What is expected
Answer with a single number: the count of lines that hold "содержания".

::: Data shown :::

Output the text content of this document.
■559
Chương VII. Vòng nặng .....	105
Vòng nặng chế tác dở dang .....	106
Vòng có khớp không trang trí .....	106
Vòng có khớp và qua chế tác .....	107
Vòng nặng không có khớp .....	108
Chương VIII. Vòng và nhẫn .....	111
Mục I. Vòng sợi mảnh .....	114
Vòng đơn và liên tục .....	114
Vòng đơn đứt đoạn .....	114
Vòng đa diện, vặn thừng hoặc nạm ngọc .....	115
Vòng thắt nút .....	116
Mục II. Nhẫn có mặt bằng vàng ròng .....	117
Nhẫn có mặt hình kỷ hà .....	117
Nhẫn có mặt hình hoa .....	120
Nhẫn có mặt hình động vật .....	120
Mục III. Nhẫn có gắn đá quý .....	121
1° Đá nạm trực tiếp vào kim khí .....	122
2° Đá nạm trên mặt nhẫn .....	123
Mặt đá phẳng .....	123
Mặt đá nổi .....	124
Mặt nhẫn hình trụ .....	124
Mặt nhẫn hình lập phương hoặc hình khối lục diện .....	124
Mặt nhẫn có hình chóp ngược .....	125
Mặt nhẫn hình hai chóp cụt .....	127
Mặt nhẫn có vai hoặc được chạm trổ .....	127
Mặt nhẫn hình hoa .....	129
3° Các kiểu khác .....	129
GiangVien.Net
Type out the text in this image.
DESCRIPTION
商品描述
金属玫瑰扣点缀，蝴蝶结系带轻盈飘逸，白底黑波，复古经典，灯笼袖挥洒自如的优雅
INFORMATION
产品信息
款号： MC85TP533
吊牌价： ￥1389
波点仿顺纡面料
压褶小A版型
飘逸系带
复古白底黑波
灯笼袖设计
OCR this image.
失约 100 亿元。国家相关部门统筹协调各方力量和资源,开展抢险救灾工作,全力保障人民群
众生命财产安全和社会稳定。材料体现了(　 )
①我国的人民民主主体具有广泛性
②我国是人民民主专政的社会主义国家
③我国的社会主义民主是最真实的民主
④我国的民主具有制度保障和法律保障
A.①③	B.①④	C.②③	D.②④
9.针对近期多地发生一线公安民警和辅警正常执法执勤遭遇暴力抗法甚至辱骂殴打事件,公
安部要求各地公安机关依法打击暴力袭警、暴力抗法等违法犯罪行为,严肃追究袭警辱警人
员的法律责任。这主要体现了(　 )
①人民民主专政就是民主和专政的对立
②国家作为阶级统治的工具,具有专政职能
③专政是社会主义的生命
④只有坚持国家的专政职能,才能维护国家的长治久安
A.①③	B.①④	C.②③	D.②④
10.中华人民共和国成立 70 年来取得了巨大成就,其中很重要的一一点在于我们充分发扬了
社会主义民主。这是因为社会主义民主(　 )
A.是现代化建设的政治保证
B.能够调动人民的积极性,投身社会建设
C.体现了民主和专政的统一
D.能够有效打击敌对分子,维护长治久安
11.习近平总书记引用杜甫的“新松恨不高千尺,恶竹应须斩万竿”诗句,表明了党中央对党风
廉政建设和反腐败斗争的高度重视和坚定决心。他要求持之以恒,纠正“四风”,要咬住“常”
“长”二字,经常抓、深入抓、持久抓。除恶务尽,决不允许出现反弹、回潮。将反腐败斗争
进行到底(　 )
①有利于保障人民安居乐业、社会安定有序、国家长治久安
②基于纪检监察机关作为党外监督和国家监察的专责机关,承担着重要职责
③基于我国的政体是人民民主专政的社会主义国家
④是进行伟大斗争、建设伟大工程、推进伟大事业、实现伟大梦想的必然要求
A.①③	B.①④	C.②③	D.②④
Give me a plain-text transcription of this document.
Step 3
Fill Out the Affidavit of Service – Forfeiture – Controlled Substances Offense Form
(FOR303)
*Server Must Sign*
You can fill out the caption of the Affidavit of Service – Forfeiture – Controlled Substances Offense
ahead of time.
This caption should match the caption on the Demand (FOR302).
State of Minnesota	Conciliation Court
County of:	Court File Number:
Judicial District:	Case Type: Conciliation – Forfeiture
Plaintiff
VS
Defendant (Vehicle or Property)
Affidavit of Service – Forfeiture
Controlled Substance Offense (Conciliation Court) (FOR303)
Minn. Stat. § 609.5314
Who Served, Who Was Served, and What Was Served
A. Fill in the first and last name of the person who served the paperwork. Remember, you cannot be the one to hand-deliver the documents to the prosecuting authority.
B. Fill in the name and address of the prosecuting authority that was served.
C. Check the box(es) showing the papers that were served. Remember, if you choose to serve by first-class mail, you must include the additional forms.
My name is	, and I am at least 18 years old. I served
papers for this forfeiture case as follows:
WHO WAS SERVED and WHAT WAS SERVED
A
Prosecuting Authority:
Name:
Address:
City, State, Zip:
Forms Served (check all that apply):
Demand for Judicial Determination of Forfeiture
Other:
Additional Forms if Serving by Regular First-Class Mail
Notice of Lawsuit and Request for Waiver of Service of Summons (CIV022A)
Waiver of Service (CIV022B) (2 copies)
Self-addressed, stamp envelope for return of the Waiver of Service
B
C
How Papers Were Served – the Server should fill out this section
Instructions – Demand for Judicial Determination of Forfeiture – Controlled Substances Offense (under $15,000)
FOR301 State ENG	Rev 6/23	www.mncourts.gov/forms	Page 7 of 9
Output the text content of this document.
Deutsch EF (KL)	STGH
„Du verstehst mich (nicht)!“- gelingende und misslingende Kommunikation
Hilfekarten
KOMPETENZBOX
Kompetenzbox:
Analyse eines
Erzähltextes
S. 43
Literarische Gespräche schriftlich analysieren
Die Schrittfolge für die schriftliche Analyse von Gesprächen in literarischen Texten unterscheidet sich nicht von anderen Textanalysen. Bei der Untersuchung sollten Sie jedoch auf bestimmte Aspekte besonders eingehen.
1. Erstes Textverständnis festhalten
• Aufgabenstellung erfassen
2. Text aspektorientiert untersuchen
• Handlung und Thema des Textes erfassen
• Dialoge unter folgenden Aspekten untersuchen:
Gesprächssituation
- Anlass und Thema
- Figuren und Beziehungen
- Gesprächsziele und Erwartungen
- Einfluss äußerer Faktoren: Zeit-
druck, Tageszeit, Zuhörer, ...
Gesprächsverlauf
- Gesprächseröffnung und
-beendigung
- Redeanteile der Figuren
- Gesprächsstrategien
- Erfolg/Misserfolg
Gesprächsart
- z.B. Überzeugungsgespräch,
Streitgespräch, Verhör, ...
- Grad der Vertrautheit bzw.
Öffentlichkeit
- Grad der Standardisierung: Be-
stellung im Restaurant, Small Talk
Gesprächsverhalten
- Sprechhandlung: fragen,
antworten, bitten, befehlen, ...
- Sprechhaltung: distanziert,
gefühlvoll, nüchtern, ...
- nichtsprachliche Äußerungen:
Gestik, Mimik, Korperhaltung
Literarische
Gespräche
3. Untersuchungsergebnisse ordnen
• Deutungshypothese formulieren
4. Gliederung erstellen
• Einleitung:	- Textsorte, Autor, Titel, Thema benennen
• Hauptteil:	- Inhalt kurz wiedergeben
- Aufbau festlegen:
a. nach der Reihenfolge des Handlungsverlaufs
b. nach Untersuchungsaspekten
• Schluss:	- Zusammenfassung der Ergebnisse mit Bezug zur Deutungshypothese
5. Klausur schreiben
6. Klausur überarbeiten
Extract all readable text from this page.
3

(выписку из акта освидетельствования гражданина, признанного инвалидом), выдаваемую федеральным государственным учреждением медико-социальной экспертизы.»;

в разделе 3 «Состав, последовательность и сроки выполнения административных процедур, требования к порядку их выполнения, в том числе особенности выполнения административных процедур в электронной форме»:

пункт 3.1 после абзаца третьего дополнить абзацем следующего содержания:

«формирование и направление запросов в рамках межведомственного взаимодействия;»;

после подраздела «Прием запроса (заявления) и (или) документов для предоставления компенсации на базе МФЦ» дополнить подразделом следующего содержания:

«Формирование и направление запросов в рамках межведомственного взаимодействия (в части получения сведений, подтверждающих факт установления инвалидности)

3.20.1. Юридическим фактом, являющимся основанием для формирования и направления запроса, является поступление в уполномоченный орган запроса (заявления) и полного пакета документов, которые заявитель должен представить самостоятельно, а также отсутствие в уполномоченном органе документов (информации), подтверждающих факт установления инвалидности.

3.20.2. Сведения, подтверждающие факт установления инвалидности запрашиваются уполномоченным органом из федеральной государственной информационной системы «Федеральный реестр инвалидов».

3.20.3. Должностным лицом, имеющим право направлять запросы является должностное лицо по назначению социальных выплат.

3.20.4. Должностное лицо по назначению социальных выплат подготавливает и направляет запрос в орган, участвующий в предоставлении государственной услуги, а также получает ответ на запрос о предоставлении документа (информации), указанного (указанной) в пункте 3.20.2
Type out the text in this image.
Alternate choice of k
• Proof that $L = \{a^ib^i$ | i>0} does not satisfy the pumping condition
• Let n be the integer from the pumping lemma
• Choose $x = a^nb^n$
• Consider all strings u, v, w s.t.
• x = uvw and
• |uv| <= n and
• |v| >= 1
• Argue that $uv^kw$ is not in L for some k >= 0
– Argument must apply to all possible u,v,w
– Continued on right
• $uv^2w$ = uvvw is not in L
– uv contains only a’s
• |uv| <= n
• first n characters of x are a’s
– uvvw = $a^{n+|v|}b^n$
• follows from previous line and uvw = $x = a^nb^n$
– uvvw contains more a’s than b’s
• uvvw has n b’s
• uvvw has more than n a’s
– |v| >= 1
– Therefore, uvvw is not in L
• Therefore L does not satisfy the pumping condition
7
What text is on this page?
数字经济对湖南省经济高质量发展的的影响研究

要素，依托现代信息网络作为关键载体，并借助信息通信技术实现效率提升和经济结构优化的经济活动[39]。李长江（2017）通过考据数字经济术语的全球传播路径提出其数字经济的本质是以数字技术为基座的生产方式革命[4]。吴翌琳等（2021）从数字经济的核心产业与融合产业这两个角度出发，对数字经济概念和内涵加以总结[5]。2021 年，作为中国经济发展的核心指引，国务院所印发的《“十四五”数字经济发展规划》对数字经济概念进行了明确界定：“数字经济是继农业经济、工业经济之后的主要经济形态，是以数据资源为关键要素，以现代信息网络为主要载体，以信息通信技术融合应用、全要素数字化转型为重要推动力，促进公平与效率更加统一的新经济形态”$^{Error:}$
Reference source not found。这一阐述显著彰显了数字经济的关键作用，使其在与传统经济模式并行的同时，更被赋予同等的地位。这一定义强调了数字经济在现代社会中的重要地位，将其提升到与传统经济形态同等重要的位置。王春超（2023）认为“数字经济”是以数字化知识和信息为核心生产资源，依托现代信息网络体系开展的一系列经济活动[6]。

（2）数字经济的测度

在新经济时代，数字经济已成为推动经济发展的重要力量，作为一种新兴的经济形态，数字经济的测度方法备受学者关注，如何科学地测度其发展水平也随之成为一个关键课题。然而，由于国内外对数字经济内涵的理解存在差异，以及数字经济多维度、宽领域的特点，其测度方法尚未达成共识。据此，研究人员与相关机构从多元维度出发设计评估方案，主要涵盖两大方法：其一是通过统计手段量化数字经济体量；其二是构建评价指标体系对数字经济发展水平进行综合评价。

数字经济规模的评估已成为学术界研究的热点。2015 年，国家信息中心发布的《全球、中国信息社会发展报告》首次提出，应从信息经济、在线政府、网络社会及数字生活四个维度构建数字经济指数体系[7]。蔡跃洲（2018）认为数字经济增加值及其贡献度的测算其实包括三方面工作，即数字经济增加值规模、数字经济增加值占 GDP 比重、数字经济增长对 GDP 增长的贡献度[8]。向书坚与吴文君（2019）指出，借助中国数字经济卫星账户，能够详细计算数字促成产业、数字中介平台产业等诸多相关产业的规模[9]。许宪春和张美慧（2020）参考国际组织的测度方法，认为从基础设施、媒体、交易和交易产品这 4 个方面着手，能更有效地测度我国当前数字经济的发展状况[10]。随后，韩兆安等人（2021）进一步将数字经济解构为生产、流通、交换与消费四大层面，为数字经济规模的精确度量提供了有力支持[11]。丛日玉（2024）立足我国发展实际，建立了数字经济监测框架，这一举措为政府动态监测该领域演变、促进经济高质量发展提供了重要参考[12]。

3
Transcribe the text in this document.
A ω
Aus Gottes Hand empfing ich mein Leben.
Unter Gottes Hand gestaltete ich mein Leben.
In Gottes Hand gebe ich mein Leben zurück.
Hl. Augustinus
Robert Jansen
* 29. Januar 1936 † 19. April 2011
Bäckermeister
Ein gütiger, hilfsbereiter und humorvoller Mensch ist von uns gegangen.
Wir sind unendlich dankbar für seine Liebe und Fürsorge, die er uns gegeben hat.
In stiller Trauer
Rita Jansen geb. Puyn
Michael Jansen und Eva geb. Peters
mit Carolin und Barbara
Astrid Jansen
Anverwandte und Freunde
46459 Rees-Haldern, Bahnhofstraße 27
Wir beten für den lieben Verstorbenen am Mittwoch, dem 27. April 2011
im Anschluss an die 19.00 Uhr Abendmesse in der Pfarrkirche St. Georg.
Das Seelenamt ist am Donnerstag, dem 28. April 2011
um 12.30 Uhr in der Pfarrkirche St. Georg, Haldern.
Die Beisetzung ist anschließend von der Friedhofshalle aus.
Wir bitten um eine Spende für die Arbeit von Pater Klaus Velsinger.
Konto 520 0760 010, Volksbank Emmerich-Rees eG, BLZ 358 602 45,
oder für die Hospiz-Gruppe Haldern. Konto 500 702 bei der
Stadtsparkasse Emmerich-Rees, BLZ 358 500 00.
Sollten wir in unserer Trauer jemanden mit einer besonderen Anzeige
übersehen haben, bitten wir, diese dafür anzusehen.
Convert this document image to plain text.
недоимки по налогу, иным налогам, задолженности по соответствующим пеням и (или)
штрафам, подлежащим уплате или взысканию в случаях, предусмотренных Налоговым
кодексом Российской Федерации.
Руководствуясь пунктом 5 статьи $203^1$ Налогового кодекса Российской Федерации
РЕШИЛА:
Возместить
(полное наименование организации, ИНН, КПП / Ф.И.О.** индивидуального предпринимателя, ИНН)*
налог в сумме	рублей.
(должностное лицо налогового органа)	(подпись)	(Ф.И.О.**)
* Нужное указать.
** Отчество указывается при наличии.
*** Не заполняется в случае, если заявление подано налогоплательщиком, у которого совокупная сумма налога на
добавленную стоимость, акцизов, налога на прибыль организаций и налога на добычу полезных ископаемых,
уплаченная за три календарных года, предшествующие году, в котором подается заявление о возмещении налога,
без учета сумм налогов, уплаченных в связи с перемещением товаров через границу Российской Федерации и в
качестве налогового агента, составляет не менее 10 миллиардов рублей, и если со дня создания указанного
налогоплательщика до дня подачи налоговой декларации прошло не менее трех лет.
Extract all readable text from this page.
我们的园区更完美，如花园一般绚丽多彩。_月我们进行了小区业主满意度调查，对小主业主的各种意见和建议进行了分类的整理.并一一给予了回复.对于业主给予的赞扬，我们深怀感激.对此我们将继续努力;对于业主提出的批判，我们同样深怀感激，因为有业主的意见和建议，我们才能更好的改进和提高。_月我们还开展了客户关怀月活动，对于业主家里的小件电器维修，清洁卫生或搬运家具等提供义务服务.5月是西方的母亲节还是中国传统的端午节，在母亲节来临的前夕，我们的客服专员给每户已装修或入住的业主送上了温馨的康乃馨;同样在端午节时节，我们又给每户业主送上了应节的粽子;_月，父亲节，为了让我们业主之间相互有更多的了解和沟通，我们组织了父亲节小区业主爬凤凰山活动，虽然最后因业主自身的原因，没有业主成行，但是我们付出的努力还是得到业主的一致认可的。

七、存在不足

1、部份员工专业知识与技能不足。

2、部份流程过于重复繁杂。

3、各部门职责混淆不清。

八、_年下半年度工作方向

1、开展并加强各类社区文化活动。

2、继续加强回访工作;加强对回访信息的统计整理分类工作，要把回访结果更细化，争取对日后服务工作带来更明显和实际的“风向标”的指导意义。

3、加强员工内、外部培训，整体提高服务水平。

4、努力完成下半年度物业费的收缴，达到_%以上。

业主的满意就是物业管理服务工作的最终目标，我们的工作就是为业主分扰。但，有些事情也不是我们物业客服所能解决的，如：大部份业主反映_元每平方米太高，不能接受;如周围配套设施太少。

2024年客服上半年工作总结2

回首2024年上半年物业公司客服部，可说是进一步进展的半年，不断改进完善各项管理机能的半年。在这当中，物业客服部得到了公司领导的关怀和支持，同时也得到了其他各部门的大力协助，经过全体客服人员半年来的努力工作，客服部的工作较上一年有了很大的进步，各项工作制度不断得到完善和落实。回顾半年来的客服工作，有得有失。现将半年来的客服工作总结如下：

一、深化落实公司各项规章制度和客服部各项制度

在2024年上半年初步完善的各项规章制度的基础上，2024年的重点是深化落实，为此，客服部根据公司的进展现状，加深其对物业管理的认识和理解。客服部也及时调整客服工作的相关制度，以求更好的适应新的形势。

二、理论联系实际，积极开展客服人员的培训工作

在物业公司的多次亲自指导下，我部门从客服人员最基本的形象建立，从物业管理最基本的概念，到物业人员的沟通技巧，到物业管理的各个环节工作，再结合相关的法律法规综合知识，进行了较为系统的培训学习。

:::

Written reply
2